Would you retype the listing word for word, skipping its pictures?

++++

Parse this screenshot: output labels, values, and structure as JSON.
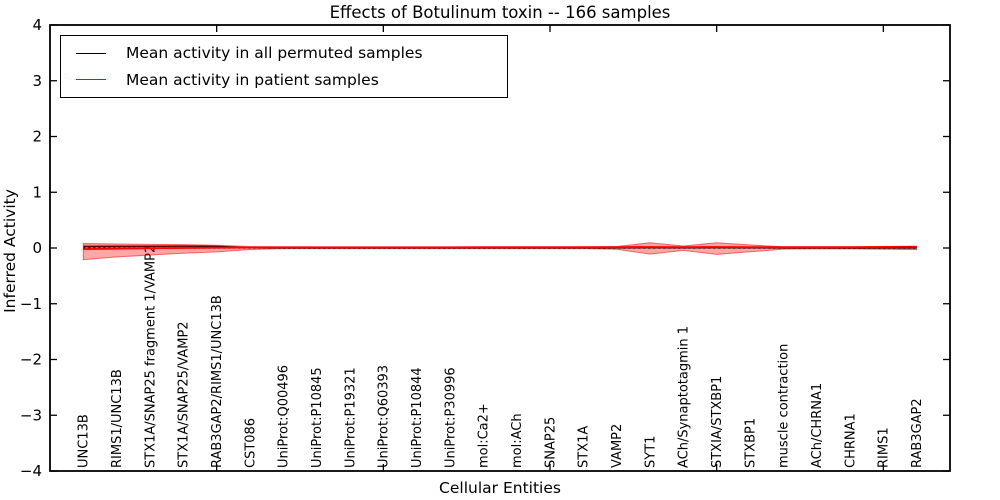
{
  "chart_data": {
    "type": "line",
    "title": "Effects of Botulinum toxin -- 166 samples",
    "xlabel": "Cellular Entities",
    "ylabel": "Inferred Activity",
    "ylim": [
      -4,
      4
    ],
    "xlim": [
      0,
      27
    ],
    "yticks": [
      -4,
      -3,
      -2,
      -1,
      0,
      1,
      2,
      3,
      4
    ],
    "xticks": [
      5,
      10,
      15,
      20,
      25
    ],
    "grid": false,
    "legend_position": "upper left",
    "zero_line": {
      "y": 0,
      "style": "dotted",
      "color": "#000000"
    },
    "categories": [
      "UNC13B",
      "RIMS1/UNC13B",
      "STX1A/SNAP25 fragment 1/VAMP2",
      "STX1A/SNAP25/VAMP2",
      "RAB3GAP2/RIMS1/UNC13B",
      "CST086",
      "UniProt:Q00496",
      "UniProt:P10845",
      "UniProt:P19321",
      "UniProt:Q60393",
      "UniProt:P10844",
      "UniProt:P30996",
      "mol:Ca2+",
      "mol:ACh",
      "SNAP25",
      "STX1A",
      "VAMP2",
      "SYT1",
      "ACh/Synaptotagmin 1",
      "STXIA/STXBP1",
      "STXBP1",
      "muscle contraction",
      "ACh/CHRNA1",
      "CHRNA1",
      "RIMS1",
      "RAB3GAP2"
    ],
    "series": [
      {
        "name": "Mean activity in all permuted samples",
        "color": "#000000",
        "band_color": "rgba(90,90,90,0.45)",
        "values": [
          0.025,
          0.028,
          0.03,
          0.033,
          0.03,
          0.006,
          0.002,
          0.002,
          0.002,
          0.002,
          0.002,
          0.002,
          0.002,
          0.002,
          0.002,
          0.002,
          0.003,
          0.005,
          0.004,
          0.005,
          0.004,
          0.002,
          0.002,
          0.002,
          0.002,
          0.002
        ],
        "band_hi": [
          0.058,
          0.054,
          0.05,
          0.05,
          0.044,
          0.014,
          0.007,
          0.007,
          0.007,
          0.007,
          0.007,
          0.007,
          0.007,
          0.007,
          0.007,
          0.007,
          0.009,
          0.016,
          0.012,
          0.015,
          0.012,
          0.008,
          0.007,
          0.007,
          0.008,
          0.009
        ],
        "band_lo": [
          -0.015,
          -0.008,
          -0.003,
          0.0,
          -0.002,
          -0.004,
          -0.004,
          -0.004,
          -0.004,
          -0.004,
          -0.004,
          -0.004,
          -0.004,
          -0.004,
          -0.004,
          -0.004,
          -0.005,
          -0.008,
          -0.006,
          -0.007,
          -0.006,
          -0.004,
          -0.004,
          -0.004,
          -0.004,
          -0.005
        ]
      },
      {
        "name": "Mean activity in patient samples",
        "color": "#ff0000",
        "band_color": "rgba(255,0,0,0.35)",
        "band_edge_color": "rgba(255,0,0,0.55)",
        "values": [
          -0.02,
          -0.012,
          -0.005,
          0.0,
          0.005,
          0.01,
          0.013,
          0.013,
          0.014,
          0.014,
          0.014,
          0.014,
          0.015,
          0.015,
          0.015,
          0.015,
          0.016,
          0.018,
          0.016,
          0.018,
          0.016,
          0.015,
          0.015,
          0.016,
          0.018,
          0.022
        ],
        "band_hi": [
          0.08,
          0.072,
          0.065,
          0.06,
          0.05,
          0.026,
          0.02,
          0.018,
          0.018,
          0.018,
          0.018,
          0.018,
          0.018,
          0.018,
          0.018,
          0.018,
          0.026,
          0.095,
          0.036,
          0.095,
          0.055,
          0.022,
          0.02,
          0.02,
          0.026,
          0.032
        ],
        "band_lo": [
          -0.21,
          -0.16,
          -0.125,
          -0.095,
          -0.07,
          -0.026,
          -0.012,
          -0.012,
          -0.012,
          -0.012,
          -0.012,
          -0.012,
          -0.012,
          -0.012,
          -0.012,
          -0.012,
          -0.022,
          -0.11,
          -0.042,
          -0.115,
          -0.068,
          -0.02,
          -0.015,
          -0.015,
          -0.022,
          -0.028
        ]
      }
    ]
  }
}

++++

• SOLUTION TO THIS EXERCISE
Parse this screenshot: output labels, values, and structure as JSON.
{
  "chart_data": {
    "type": "line",
    "title": "Effects of Botulinum toxin -- 166 samples",
    "xlabel": "Cellular Entities",
    "ylabel": "Inferred Activity",
    "ylim": [
      -4,
      4
    ],
    "xlim": [
      0,
      27
    ],
    "yticks": [
      -4,
      -3,
      -2,
      -1,
      0,
      1,
      2,
      3,
      4
    ],
    "xticks": [
      5,
      10,
      15,
      20,
      25
    ],
    "grid": false,
    "legend_position": "upper left",
    "zero_line": {
      "y": 0,
      "style": "dotted",
      "color": "#000000"
    },
    "categories": [
      "UNC13B",
      "RIMS1/UNC13B",
      "STX1A/SNAP25 fragment 1/VAMP2",
      "STX1A/SNAP25/VAMP2",
      "RAB3GAP2/RIMS1/UNC13B",
      "CST086",
      "UniProt:Q00496",
      "UniProt:P10845",
      "UniProt:P19321",
      "UniProt:Q60393",
      "UniProt:P10844",
      "UniProt:P30996",
      "mol:Ca2+",
      "mol:ACh",
      "SNAP25",
      "STX1A",
      "VAMP2",
      "SYT1",
      "ACh/Synaptotagmin 1",
      "STXIA/STXBP1",
      "STXBP1",
      "muscle contraction",
      "ACh/CHRNA1",
      "CHRNA1",
      "RIMS1",
      "RAB3GAP2"
    ],
    "series": [
      {
        "name": "Mean activity in all permuted samples",
        "color": "#000000",
        "band_color": "rgba(90,90,90,0.45)",
        "values": [
          0.025,
          0.028,
          0.03,
          0.033,
          0.03,
          0.006,
          0.002,
          0.002,
          0.002,
          0.002,
          0.002,
          0.002,
          0.002,
          0.002,
          0.002,
          0.002,
          0.003,
          0.005,
          0.004,
          0.005,
          0.004,
          0.002,
          0.002,
          0.002,
          0.002,
          0.002
        ],
        "band_hi": [
          0.058,
          0.054,
          0.05,
          0.05,
          0.044,
          0.014,
          0.007,
          0.007,
          0.007,
          0.007,
          0.007,
          0.007,
          0.007,
          0.007,
          0.007,
          0.007,
          0.009,
          0.016,
          0.012,
          0.015,
          0.012,
          0.008,
          0.007,
          0.007,
          0.008,
          0.009
        ],
        "band_lo": [
          -0.015,
          -0.008,
          -0.003,
          0.0,
          -0.002,
          -0.004,
          -0.004,
          -0.004,
          -0.004,
          -0.004,
          -0.004,
          -0.004,
          -0.004,
          -0.004,
          -0.004,
          -0.004,
          -0.005,
          -0.008,
          -0.006,
          -0.007,
          -0.006,
          -0.004,
          -0.004,
          -0.004,
          -0.004,
          -0.005
        ]
      },
      {
        "name": "Mean activity in patient samples",
        "color": "#ff0000",
        "band_color": "rgba(255,0,0,0.35)",
        "band_edge_color": "rgba(255,0,0,0.55)",
        "values": [
          -0.02,
          -0.012,
          -0.005,
          0.0,
          0.005,
          0.01,
          0.013,
          0.013,
          0.014,
          0.014,
          0.014,
          0.014,
          0.015,
          0.015,
          0.015,
          0.015,
          0.016,
          0.018,
          0.016,
          0.018,
          0.016,
          0.015,
          0.015,
          0.016,
          0.018,
          0.022
        ],
        "band_hi": [
          0.08,
          0.072,
          0.065,
          0.06,
          0.05,
          0.026,
          0.02,
          0.018,
          0.018,
          0.018,
          0.018,
          0.018,
          0.018,
          0.018,
          0.018,
          0.018,
          0.026,
          0.095,
          0.036,
          0.095,
          0.055,
          0.022,
          0.02,
          0.02,
          0.026,
          0.032
        ],
        "band_lo": [
          -0.21,
          -0.16,
          -0.125,
          -0.095,
          -0.07,
          -0.026,
          -0.012,
          -0.012,
          -0.012,
          -0.012,
          -0.012,
          -0.012,
          -0.012,
          -0.012,
          -0.012,
          -0.012,
          -0.022,
          -0.11,
          -0.042,
          -0.115,
          -0.068,
          -0.02,
          -0.015,
          -0.015,
          -0.022,
          -0.028
        ]
      }
    ]
  }
}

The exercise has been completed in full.